── PROVIDED DATA

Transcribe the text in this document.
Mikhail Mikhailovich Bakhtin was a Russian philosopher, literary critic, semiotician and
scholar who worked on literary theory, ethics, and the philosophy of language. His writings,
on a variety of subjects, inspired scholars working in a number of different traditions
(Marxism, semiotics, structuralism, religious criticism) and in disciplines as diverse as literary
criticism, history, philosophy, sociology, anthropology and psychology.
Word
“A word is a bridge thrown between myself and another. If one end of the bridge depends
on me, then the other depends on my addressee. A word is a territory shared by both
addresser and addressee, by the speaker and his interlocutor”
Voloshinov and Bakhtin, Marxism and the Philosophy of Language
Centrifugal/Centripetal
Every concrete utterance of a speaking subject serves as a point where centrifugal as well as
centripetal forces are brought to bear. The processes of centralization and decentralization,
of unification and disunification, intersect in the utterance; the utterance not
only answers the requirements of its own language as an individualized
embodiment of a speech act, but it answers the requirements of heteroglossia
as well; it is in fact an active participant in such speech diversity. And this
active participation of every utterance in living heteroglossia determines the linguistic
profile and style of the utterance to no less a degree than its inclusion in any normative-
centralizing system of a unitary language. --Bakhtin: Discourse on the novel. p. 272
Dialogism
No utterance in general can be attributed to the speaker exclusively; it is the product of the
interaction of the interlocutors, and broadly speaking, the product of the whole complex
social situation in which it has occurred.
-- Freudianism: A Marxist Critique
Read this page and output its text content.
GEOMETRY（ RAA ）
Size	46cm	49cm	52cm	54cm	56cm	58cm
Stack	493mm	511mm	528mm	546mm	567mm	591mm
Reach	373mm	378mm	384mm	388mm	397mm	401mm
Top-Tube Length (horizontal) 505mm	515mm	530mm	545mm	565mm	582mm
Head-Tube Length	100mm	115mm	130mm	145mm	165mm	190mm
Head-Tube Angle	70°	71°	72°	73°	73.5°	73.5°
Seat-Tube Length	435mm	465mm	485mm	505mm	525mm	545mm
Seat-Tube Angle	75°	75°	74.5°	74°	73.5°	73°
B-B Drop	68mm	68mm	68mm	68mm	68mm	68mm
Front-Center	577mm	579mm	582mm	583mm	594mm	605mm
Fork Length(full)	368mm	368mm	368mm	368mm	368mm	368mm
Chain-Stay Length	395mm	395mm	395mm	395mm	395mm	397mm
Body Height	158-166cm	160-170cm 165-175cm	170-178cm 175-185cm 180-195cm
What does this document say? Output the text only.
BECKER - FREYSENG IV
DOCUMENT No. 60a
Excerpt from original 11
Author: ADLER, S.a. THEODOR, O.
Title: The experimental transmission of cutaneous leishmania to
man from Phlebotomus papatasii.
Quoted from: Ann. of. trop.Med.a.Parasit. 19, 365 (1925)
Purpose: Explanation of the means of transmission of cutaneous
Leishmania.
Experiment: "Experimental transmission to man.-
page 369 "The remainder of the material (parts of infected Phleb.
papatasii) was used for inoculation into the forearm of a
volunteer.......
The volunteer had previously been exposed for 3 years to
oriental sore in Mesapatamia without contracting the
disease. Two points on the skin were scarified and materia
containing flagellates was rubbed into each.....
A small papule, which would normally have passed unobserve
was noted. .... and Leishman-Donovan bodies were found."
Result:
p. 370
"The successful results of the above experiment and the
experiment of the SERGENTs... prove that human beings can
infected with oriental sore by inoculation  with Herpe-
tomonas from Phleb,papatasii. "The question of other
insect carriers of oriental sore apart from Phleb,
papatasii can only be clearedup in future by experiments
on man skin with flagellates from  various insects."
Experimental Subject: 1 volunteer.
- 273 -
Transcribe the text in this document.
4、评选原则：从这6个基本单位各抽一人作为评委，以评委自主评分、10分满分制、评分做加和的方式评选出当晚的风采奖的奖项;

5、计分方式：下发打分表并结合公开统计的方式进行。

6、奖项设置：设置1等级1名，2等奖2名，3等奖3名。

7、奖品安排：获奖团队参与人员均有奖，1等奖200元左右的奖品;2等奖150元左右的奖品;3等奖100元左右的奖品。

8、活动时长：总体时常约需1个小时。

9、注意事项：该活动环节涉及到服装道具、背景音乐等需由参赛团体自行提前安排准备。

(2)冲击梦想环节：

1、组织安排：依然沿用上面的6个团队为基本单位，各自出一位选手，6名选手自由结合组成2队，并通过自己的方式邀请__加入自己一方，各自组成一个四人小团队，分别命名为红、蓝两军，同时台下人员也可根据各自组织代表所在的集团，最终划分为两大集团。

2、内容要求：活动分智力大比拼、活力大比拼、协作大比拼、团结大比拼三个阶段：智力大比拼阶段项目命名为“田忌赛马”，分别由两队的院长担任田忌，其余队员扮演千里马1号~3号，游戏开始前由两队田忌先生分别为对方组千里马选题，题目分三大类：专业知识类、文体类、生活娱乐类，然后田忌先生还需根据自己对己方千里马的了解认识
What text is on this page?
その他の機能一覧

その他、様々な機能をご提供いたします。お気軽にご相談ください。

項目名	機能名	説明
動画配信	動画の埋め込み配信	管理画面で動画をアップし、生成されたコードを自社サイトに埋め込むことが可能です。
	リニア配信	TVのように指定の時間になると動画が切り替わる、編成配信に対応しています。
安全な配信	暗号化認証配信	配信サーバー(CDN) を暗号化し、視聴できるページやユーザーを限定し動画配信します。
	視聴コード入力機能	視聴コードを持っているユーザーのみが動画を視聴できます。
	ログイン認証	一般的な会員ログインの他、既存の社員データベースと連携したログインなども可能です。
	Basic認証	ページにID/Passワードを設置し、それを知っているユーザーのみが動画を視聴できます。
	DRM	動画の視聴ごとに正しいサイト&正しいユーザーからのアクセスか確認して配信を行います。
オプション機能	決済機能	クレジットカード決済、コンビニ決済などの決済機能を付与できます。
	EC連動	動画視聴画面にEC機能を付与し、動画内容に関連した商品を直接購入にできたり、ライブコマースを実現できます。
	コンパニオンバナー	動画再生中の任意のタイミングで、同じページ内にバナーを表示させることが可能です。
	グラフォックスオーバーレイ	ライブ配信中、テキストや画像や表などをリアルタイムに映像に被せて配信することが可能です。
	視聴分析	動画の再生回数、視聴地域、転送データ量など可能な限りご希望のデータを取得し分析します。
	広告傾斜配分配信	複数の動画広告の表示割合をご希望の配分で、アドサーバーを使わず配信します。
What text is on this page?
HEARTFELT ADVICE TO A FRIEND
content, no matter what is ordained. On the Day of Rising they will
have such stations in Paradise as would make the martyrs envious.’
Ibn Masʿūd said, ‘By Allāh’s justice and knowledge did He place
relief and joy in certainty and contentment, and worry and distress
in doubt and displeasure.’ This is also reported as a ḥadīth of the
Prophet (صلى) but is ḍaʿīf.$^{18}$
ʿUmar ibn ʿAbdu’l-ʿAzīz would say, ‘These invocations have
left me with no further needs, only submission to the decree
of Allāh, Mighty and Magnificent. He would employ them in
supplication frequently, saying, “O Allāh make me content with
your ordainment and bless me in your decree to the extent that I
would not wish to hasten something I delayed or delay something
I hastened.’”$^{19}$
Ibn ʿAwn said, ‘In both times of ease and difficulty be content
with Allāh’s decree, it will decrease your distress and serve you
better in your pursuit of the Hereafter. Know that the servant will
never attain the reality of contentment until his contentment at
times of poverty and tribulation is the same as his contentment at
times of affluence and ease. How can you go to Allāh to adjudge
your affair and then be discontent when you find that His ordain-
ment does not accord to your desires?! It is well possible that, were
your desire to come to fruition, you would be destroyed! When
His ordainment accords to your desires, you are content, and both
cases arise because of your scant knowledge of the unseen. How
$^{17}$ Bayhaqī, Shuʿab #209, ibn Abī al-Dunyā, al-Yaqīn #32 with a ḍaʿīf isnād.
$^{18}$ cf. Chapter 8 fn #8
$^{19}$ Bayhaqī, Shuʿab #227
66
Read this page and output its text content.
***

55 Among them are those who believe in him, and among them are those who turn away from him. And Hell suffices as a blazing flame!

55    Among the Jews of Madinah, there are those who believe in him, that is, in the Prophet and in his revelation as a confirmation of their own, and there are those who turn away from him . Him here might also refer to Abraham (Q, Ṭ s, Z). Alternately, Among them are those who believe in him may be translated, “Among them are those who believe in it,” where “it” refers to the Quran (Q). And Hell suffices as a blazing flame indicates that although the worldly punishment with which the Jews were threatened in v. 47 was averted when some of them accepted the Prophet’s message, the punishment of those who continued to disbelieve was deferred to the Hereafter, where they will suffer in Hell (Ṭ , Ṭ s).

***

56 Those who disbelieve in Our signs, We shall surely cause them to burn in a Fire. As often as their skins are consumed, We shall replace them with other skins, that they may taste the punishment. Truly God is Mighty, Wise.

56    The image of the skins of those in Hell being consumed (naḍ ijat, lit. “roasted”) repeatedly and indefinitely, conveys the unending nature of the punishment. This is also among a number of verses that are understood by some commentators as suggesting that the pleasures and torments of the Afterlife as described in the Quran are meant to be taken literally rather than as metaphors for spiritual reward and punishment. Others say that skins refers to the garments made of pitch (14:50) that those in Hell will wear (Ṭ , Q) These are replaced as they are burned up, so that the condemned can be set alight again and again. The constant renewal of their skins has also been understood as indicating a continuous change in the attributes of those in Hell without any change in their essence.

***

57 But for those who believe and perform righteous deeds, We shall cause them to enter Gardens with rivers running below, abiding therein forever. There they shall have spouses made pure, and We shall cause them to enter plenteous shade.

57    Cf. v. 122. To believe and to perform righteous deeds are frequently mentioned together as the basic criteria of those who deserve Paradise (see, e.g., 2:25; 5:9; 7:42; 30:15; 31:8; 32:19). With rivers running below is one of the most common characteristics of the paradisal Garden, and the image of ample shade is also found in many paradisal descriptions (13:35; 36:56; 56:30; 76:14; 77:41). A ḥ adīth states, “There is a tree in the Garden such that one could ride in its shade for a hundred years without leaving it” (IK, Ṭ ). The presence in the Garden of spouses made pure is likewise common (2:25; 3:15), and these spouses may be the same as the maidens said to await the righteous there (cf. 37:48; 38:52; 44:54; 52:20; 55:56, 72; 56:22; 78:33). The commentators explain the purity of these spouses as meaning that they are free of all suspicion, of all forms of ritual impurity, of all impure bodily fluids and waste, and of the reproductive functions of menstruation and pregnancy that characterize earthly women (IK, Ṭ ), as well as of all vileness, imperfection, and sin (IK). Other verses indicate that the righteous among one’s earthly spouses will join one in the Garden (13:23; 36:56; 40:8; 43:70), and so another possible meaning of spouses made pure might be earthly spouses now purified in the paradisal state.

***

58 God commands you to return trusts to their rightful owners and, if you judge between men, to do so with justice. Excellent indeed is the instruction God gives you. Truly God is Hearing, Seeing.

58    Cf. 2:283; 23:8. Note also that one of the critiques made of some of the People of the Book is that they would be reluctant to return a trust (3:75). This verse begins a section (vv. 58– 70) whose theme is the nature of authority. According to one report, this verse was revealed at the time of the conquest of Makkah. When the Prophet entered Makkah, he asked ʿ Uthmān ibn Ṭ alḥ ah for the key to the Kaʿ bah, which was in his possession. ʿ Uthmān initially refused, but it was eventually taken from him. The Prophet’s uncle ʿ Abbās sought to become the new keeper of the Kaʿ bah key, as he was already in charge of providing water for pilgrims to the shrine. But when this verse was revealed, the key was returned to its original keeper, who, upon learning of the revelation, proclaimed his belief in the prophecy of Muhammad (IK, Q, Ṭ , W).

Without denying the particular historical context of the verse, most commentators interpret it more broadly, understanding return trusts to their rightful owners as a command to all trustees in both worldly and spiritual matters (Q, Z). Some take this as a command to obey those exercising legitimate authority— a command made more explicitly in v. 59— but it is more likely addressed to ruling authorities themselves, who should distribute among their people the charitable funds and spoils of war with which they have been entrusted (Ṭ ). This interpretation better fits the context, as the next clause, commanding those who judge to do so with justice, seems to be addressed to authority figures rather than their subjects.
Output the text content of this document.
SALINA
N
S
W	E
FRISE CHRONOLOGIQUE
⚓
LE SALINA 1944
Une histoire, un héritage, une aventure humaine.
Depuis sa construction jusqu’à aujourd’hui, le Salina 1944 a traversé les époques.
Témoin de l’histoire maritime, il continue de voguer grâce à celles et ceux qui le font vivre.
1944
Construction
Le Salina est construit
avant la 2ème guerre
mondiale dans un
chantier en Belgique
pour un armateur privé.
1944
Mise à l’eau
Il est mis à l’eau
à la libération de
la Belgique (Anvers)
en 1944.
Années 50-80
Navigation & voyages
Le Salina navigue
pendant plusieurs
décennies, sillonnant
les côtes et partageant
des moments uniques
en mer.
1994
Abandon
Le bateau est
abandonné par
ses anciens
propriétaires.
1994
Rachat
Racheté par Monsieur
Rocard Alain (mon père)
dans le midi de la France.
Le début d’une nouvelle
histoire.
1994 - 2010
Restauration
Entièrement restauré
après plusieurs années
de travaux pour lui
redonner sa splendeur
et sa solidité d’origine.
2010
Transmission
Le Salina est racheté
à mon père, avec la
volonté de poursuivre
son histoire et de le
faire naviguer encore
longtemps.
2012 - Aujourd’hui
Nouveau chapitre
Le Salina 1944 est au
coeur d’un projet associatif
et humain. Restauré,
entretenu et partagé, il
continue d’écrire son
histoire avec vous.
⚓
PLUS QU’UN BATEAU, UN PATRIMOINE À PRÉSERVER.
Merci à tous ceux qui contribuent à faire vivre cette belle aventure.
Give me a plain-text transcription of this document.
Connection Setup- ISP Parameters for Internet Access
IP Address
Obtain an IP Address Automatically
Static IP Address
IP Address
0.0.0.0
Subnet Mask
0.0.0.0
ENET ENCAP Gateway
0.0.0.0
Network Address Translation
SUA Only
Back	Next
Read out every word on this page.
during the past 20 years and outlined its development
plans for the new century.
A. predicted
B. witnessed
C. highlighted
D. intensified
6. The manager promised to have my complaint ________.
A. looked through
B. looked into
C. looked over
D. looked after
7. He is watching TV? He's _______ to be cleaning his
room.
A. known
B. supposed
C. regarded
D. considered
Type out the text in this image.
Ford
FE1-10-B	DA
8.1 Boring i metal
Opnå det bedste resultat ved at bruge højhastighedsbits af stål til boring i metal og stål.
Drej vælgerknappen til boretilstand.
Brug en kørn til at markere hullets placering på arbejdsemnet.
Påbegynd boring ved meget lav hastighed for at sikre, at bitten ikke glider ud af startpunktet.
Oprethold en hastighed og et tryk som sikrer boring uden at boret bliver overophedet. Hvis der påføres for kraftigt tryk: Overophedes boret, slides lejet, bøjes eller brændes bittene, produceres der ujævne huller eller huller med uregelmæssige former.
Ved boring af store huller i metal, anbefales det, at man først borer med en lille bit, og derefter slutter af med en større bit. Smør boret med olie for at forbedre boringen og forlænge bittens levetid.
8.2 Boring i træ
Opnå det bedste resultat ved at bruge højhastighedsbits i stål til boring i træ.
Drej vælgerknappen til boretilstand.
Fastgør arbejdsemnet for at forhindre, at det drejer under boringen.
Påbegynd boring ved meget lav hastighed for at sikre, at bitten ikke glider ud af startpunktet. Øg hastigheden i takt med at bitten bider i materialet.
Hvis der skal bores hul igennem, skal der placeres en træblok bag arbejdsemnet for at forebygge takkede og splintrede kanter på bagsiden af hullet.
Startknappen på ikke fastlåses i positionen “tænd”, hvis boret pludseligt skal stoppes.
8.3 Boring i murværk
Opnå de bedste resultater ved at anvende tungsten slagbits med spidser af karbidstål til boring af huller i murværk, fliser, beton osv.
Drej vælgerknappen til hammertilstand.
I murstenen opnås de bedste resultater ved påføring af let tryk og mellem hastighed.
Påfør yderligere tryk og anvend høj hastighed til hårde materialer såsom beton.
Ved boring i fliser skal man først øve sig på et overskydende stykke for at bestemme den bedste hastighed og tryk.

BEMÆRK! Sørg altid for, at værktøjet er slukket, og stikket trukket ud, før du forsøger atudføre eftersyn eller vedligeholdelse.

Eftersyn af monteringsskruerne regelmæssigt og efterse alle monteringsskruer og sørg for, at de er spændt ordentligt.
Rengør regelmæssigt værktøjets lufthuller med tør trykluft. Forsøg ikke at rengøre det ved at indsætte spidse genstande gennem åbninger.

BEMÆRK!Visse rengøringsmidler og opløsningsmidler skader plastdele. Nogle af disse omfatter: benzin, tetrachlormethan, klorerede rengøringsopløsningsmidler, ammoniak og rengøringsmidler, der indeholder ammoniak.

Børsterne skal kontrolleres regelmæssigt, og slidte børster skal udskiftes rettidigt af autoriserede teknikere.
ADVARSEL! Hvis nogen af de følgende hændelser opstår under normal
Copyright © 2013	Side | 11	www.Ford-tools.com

────

Search the lines for "speaking". Copy each line that has it.

Every concrete utterance of a speaking subject serves as a point where centrifugal as well as
interaction of the interlocutors, and broadly speaking, the product of the whole complex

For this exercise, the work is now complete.